**Recorded data:**
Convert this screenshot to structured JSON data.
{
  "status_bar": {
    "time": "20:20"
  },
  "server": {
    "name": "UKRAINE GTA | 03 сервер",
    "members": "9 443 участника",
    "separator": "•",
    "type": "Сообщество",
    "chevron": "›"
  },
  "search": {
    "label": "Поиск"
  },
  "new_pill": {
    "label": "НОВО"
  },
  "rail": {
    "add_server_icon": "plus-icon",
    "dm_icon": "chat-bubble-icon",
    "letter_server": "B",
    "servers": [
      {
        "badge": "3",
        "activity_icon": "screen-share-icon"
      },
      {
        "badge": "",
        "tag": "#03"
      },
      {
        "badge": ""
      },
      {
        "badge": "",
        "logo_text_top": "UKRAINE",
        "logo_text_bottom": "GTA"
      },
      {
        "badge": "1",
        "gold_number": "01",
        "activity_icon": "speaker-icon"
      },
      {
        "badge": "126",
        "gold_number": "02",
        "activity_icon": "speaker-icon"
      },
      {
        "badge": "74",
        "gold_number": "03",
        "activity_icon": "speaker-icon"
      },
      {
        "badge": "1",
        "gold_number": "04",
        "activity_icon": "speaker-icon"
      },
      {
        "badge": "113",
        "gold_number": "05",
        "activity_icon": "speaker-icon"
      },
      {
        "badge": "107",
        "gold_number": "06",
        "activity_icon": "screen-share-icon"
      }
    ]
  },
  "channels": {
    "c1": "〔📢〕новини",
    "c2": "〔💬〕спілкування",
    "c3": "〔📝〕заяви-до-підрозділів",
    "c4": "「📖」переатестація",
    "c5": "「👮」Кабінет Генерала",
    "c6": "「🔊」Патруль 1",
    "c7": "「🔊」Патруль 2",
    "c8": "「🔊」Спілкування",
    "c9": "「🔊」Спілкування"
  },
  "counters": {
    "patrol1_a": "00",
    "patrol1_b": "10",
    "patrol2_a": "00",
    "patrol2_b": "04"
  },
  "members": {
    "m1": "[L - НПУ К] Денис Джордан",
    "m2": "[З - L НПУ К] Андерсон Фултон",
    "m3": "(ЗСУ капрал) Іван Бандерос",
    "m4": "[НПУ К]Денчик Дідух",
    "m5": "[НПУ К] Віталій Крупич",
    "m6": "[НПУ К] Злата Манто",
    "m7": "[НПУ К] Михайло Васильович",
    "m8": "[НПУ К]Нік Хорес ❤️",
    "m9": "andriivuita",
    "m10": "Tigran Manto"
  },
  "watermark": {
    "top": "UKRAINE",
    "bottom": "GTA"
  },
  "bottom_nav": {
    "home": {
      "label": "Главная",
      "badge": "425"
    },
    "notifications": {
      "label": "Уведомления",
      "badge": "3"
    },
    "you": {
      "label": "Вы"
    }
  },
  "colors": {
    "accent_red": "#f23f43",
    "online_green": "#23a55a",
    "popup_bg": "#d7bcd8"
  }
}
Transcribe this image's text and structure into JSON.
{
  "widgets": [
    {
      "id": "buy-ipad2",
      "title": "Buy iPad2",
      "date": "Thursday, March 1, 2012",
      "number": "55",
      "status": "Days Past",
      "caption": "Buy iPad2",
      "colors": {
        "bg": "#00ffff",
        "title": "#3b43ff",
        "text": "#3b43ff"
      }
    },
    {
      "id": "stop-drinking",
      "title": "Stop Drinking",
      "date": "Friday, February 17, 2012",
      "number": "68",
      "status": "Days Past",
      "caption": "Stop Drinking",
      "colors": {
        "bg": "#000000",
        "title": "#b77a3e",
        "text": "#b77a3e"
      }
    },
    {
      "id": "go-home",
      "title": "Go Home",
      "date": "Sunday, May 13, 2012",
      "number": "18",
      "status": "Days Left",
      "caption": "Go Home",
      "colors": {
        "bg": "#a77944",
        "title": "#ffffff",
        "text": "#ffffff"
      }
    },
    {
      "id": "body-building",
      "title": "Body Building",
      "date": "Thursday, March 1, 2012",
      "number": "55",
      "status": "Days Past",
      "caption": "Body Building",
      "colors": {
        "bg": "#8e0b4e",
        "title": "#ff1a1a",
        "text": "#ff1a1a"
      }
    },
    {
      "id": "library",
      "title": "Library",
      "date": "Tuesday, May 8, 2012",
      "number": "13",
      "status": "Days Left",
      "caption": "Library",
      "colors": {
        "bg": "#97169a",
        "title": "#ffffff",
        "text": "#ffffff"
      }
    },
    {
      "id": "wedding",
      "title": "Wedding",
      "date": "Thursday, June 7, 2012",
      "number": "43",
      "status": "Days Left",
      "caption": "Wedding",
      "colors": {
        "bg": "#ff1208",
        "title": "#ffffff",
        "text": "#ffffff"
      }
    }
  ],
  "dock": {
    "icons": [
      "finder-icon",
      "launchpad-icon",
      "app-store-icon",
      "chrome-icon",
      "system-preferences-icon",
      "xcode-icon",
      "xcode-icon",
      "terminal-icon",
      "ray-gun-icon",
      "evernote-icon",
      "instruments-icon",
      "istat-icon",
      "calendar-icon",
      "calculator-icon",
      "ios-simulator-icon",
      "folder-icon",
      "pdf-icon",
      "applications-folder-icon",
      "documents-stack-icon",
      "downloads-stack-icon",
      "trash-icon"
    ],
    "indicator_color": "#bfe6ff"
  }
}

**TASK BRIEF:**
Transcribe every record above exactly as it appears.

**RESPONSE:**
Convert this screenshot to structured JSON data.
{
  "status_bar": {
    "time": "20:20"
  },
  "server": {
    "name": "UKRAINE GTA | 03 сервер",
    "members": "9 443 участника",
    "separator": "•",
    "type": "Сообщество",
    "chevron": "›"
  },
  "search": {
    "label": "Поиск"
  },
  "new_pill": {
    "label": "НОВО"
  },
  "rail": {
    "add_server_icon": "plus-icon",
    "dm_icon": "chat-bubble-icon",
    "letter_server": "B",
    "servers": [
      {
        "badge": "3",
        "activity_icon": "screen-share-icon"
      },
      {
        "badge": "",
        "tag": "#03"
      },
      {
        "badge": ""
      },
      {
        "badge": "",
        "logo_text_top": "UKRAINE",
        "logo_text_bottom": "GTA"
      },
      {
        "badge": "1",
        "gold_number": "01",
        "activity_icon": "speaker-icon"
      },
      {
        "badge": "126",
        "gold_number": "02",
        "activity_icon": "speaker-icon"
      },
      {
        "badge": "74",
        "gold_number": "03",
        "activity_icon": "speaker-icon"
      },
      {
        "badge": "1",
        "gold_number": "04",
        "activity_icon": "speaker-icon"
      },
      {
        "badge": "113",
        "gold_number": "05",
        "activity_icon": "speaker-icon"
      },
      {
        "badge": "107",
        "gold_number": "06",
        "activity_icon": "screen-share-icon"
      }
    ]
  },
  "channels": {
    "c1": "〔📢〕новини",
    "c2": "〔💬〕спілкування",
    "c3": "〔📝〕заяви-до-підрозділів",
    "c4": "「📖」переатестація",
    "c5": "「👮」Кабінет Генерала",
    "c6": "「🔊」Патруль 1",
    "c7": "「🔊」Патруль 2",
    "c8": "「🔊」Спілкування",
    "c9": "「🔊」Спілкування"
  },
  "counters": {
    "patrol1_a": "00",
    "patrol1_b": "10",
    "patrol2_a": "00",
    "patrol2_b": "04"
  },
  "members": {
    "m1": "[L - НПУ К] Денис Джордан",
    "m2": "[З - L НПУ К] Андерсон Фултон",
    "m3": "(ЗСУ капрал) Іван Бандерос",
    "m4": "[НПУ К]Денчик Дідух",
    "m5": "[НПУ К] Віталій Крупич",
    "m6": "[НПУ К] Злата Манто",
    "m7": "[НПУ К] Михайло Васильович",
    "m8": "[НПУ К]Нік Хорес ❤️",
    "m9": "andriivuita",
    "m10": "Tigran Manto"
  },
  "watermark": {
    "top": "UKRAINE",
    "bottom": "GTA"
  },
  "bottom_nav": {
    "home": {
      "label": "Главная",
      "badge": "425"
    },
    "notifications": {
      "label": "Уведомления",
      "badge": "3"
    },
    "you": {
      "label": "Вы"
    }
  },
  "colors": {
    "accent_red": "#f23f43",
    "online_green": "#23a55a",
    "popup_bg": "#d7bcd8"
  }
}
Transcribe this image's text and structure into JSON.
{
  "widgets": [
    {
      "id": "buy-ipad2",
      "title": "Buy iPad2",
      "date": "Thursday, March 1, 2012",
      "number": "55",
      "status": "Days Past",
      "caption": "Buy iPad2",
      "colors": {
        "bg": "#00ffff",
        "title": "#3b43ff",
        "text": "#3b43ff"
      }
    },
    {
      "id": "stop-drinking",
      "title": "Stop Drinking",
      "date": "Friday, February 17, 2012",
      "number": "68",
      "status": "Days Past",
      "caption": "Stop Drinking",
      "colors": {
        "bg": "#000000",
        "title": "#b77a3e",
        "text": "#b77a3e"
      }
    },
    {
      "id": "go-home",
      "title": "Go Home",
      "date": "Sunday, May 13, 2012",
      "number": "18",
      "status": "Days Left",
      "caption": "Go Home",
      "colors": {
        "bg": "#a77944",
        "title": "#ffffff",
        "text": "#ffffff"
      }
    },
    {
      "id": "body-building",
      "title": "Body Building",
      "date": "Thursday, March 1, 2012",
      "number": "55",
      "status": "Days Past",
      "caption": "Body Building",
      "colors": {
        "bg": "#8e0b4e",
        "title": "#ff1a1a",
        "text": "#ff1a1a"
      }
    },
    {
      "id": "library",
      "title": "Library",
      "date": "Tuesday, May 8, 2012",
      "number": "13",
      "status": "Days Left",
      "caption": "Library",
      "colors": {
        "bg": "#97169a",
        "title": "#ffffff",
        "text": "#ffffff"
      }
    },
    {
      "id": "wedding",
      "title": "Wedding",
      "date": "Thursday, June 7, 2012",
      "number": "43",
      "status": "Days Left",
      "caption": "Wedding",
      "colors": {
        "bg": "#ff1208",
        "title": "#ffffff",
        "text": "#ffffff"
      }
    }
  ],
  "dock": {
    "icons": [
      "finder-icon",
      "launchpad-icon",
      "app-store-icon",
      "chrome-icon",
      "system-preferences-icon",
      "xcode-icon",
      "xcode-icon",
      "terminal-icon",
      "ray-gun-icon",
      "evernote-icon",
      "instruments-icon",
      "istat-icon",
      "calendar-icon",
      "calculator-icon",
      "ios-simulator-icon",
      "folder-icon",
      "pdf-icon",
      "applications-folder-icon",
      "documents-stack-icon",
      "downloads-stack-icon",
      "trash-icon"
    ],
    "indicator_color": "#bfe6ff"
  }
}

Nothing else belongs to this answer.